L’estate è sinonimo di libertà, sole e mare. Eppure, anche nel 2025, su alcuni lidi italiani continuano a comparire cartelli che vietano l’ingresso di cibo e bevande da casa.
Un divieto che, oltre a essere scorretto, è illegittimo. La legge è chiara: nessuno può impedirti di consumare alimenti sotto il tuo ombrellone, nemmeno nei lidi privati.
Il diritto al consumo personale
Che tu abbia preparato una pasta fredda, un’insalata di riso o semplicemente portato dell’acqua, hai il pieno diritto di consumare cibo e bevande per uso personale. Questo vale anche se ti trovi in uno stabilimento balneare attrezzato, purché tu non invada spazi comuni o arrechi disturbo.
Il diritto è ancora più importante per chi ha esigenze alimentari specifiche, come:
– Persone celiache o con allergie
– Diabetici o soggetti con diete mediche
– Bambini con alimentazione controllata
Negare questo diritto non è solo scorretto: può diventare discriminatorio.
Se ti imbatti in cartelli che vietano cibo e bevande da casa, non ignorarli. Ecco cosa puoi fare:
1. Fotografa il cartello: documenta la presenza del divieto.
2. Segnala l’abuso:
– Alla Polizia Municipale del comune in cui si trova il lido
– A Federconsumatori o altre associazioni di tutela dei consumatori
Queste segnalazioni aiutano a contrastare pratiche scorrette e a difendere i diritti di tutti.
Cosa dice la legge
Non esiste alcuna norma che autorizzi i gestori dei lidi a vietare il consumo di cibo personale. Al contrario, il Codice del Consumo tutela il diritto alla libertà di scelta, e nessun contratto di servizio può limitare bisogni primari come l’alimentazione.
I gestori possono offrire ristorazione, ma non possono imporla. Il cliente ha il diritto di scegliere se usufruirne o meno.
Portare il pranzo da casa non è solo una questione di risparmio: è una scelta consapevole, spesso legata alla salute, alla cultura o alla semplicità. E nessuno può impedirti di goderti il mare con il tuo cibo, le tue abitudini e la tua libertà.

Dati in esame >>
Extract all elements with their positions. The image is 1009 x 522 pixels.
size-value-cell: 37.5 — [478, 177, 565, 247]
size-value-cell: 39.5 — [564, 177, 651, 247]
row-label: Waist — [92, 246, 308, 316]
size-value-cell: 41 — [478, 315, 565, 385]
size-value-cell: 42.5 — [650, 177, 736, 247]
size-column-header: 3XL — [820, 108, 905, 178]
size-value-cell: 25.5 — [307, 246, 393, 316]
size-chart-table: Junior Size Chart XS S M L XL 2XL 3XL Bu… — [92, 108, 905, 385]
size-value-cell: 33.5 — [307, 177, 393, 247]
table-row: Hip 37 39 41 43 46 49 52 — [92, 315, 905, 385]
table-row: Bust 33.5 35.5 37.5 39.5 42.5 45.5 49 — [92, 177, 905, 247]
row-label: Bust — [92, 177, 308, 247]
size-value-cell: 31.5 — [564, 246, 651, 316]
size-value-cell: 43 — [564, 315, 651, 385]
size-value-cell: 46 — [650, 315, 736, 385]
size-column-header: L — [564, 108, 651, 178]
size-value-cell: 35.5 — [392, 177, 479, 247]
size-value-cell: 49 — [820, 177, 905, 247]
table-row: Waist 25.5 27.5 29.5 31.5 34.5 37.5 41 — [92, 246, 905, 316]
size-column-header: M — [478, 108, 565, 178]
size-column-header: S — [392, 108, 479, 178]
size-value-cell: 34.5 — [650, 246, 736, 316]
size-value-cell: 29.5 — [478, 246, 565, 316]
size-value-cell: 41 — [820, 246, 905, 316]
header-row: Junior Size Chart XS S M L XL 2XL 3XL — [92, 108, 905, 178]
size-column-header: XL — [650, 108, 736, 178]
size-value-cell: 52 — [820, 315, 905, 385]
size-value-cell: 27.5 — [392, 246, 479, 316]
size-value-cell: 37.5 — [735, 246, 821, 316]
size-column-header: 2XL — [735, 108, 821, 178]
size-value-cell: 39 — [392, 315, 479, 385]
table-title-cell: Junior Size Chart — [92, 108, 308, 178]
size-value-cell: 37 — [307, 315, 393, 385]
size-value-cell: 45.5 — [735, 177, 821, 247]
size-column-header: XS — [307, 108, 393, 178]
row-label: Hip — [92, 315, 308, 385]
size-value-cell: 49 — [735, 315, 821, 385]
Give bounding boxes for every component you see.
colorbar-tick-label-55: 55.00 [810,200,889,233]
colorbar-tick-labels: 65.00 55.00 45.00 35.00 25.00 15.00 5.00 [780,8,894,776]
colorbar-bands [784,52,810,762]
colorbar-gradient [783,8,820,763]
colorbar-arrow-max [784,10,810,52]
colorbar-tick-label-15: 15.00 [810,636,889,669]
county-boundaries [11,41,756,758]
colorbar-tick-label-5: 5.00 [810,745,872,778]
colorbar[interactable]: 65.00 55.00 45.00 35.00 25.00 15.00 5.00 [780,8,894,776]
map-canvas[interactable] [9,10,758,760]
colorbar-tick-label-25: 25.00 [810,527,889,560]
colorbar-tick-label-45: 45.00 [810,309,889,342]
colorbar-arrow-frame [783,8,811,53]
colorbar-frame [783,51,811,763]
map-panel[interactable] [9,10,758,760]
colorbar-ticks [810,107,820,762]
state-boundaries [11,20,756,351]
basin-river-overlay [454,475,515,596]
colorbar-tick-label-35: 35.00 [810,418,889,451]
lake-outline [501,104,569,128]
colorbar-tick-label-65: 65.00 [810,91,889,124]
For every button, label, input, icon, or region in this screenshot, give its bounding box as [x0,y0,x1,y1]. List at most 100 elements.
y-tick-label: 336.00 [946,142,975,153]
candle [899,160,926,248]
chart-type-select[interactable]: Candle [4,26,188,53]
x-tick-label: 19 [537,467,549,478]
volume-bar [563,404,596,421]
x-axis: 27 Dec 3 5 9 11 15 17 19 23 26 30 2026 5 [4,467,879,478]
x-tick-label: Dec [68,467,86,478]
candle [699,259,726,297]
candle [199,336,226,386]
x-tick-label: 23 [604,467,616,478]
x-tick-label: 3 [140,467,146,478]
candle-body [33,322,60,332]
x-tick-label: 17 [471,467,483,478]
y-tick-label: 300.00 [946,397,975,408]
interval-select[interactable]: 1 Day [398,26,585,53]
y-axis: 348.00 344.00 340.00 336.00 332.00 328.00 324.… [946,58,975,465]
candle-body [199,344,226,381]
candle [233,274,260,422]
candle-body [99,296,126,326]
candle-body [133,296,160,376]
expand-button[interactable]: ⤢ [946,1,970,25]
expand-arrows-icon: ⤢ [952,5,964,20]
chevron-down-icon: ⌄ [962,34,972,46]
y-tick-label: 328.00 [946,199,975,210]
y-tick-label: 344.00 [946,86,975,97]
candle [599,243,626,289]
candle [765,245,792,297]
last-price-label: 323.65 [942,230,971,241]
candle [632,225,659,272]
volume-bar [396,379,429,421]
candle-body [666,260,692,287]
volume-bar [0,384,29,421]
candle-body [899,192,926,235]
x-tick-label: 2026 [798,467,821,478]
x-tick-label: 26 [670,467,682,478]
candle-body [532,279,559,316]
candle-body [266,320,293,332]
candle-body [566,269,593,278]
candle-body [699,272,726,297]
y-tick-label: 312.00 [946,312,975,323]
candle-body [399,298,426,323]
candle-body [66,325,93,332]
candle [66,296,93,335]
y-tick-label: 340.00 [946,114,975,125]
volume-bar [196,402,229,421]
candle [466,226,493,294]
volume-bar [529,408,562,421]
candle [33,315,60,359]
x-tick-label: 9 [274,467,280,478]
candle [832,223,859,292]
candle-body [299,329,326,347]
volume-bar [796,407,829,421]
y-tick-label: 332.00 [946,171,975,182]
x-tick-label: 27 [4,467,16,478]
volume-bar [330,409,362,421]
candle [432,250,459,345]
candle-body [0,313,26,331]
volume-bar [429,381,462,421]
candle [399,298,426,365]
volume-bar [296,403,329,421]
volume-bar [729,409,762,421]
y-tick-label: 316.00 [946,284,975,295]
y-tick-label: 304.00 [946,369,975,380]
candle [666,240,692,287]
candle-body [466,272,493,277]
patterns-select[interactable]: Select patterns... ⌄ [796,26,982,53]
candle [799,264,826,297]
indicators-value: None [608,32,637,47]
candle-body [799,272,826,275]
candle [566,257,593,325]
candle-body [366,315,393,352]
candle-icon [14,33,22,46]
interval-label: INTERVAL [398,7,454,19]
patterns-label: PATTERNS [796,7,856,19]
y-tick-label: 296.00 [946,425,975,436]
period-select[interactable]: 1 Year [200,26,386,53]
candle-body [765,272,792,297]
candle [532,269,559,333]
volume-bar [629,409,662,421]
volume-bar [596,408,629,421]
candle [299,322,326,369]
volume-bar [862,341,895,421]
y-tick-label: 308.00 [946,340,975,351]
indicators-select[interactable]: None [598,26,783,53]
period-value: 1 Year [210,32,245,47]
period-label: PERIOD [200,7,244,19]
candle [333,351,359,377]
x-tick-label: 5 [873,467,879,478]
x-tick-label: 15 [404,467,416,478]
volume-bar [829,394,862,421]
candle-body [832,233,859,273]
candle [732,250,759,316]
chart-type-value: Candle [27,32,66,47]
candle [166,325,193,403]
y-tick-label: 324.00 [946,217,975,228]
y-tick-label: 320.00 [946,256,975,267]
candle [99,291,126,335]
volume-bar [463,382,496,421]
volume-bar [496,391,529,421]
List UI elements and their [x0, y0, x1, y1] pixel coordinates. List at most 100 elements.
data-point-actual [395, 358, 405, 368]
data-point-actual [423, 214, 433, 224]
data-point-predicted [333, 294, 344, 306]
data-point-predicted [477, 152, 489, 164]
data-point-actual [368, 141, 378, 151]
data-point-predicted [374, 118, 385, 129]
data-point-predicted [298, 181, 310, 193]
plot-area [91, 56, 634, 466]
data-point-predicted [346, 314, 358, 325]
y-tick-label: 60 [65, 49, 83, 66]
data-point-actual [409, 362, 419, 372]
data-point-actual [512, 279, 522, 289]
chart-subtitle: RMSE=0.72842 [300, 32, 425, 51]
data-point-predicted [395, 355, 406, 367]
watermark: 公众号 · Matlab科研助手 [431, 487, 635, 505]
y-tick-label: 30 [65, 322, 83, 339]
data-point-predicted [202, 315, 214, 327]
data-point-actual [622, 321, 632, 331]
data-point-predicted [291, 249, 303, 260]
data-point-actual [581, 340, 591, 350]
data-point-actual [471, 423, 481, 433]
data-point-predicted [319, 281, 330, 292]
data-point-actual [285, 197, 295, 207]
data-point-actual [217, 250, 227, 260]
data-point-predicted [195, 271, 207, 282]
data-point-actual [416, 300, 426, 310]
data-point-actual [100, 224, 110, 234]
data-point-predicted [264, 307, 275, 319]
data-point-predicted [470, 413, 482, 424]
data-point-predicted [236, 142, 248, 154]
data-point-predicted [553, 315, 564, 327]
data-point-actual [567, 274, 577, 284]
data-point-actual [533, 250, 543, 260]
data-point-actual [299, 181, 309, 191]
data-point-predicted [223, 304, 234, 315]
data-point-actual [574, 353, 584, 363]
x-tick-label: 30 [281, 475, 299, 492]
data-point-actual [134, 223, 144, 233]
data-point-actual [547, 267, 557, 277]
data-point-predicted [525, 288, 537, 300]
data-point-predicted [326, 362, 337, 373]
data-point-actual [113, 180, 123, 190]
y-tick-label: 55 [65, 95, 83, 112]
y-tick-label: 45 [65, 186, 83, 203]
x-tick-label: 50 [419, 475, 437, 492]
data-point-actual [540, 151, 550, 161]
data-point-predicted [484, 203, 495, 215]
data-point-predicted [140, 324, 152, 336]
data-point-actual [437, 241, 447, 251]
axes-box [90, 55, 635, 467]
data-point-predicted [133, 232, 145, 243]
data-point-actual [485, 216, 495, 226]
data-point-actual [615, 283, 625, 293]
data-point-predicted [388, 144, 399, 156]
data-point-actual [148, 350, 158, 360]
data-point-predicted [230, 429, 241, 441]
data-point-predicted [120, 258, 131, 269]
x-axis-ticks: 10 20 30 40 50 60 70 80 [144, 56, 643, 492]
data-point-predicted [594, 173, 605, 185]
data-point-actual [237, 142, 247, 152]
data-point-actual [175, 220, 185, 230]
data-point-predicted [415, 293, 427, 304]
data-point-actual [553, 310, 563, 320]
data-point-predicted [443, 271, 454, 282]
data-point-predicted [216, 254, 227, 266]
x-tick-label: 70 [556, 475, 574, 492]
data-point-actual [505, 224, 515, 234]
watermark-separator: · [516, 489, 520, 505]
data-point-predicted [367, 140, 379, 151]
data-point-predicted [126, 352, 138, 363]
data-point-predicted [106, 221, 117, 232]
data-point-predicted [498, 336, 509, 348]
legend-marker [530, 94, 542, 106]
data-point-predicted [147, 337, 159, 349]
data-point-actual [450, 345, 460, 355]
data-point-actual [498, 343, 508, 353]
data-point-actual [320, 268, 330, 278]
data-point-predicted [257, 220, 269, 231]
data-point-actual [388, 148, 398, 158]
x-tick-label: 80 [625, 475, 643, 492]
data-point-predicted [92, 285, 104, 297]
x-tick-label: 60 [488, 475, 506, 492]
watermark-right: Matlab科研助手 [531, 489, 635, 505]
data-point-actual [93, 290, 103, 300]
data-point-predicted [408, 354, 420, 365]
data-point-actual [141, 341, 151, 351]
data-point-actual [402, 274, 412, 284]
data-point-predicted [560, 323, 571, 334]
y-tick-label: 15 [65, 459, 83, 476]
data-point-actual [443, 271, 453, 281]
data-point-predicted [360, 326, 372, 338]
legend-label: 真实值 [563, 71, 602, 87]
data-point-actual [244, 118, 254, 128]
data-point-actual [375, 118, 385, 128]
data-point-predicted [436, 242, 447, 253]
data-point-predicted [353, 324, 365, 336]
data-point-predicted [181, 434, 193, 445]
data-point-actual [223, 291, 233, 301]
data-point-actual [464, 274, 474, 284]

Obiettivo del compito >>
Rispondi a queste domande sul testo relativo al cibo portato da casa nei lidi:
(a) Quali gruppi di persone con esigenze alimentari specifiche vengono elencati?
(b) A chi si può segnalare l'abuso?
(c) Quale codice tutela il diritto alla libertà di scelta?

Soluzione del compito >>
(a) Persone celiache o con allergie, diabetici o soggetti con diete mediche, bambini con alimentazione controllata.
(b) Alla Polizia Municipale del comune in cui si trova il lido e a Federconsumatori o ad altre associazioni di tutela dei consumatori.
(c) Il Codice del Consumo.